**PROBLEM DESCRIPTION**. Among the entries, which lines carry the string "this"? Copy each of them.

**EXERCISE MATERIAL**.

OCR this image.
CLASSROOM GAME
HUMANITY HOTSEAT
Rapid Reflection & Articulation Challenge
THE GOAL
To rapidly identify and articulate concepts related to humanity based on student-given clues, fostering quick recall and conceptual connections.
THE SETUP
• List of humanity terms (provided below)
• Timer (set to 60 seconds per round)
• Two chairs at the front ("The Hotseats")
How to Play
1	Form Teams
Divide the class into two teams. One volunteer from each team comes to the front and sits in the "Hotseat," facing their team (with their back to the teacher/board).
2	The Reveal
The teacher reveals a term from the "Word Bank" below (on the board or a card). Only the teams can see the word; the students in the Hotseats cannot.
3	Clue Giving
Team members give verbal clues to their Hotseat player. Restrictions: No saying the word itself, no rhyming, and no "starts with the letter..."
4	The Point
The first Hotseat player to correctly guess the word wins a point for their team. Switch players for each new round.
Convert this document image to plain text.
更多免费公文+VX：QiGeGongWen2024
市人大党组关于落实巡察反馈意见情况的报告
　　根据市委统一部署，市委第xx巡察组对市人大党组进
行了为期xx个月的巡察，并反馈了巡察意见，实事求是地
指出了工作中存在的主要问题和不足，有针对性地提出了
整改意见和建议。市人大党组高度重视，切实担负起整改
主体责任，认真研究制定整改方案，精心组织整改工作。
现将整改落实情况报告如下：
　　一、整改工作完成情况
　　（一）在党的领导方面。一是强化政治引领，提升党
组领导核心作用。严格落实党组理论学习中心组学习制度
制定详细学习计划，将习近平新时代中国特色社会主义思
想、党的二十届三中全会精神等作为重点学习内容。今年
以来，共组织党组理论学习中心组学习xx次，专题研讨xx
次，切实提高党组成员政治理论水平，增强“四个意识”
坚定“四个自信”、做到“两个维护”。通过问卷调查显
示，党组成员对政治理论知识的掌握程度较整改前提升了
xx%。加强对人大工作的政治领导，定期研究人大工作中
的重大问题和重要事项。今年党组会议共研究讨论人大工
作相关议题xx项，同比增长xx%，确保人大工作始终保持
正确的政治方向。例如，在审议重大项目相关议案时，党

**PROBLEM SOLUTION**.
OCR this image.
Convert this document image to plain text.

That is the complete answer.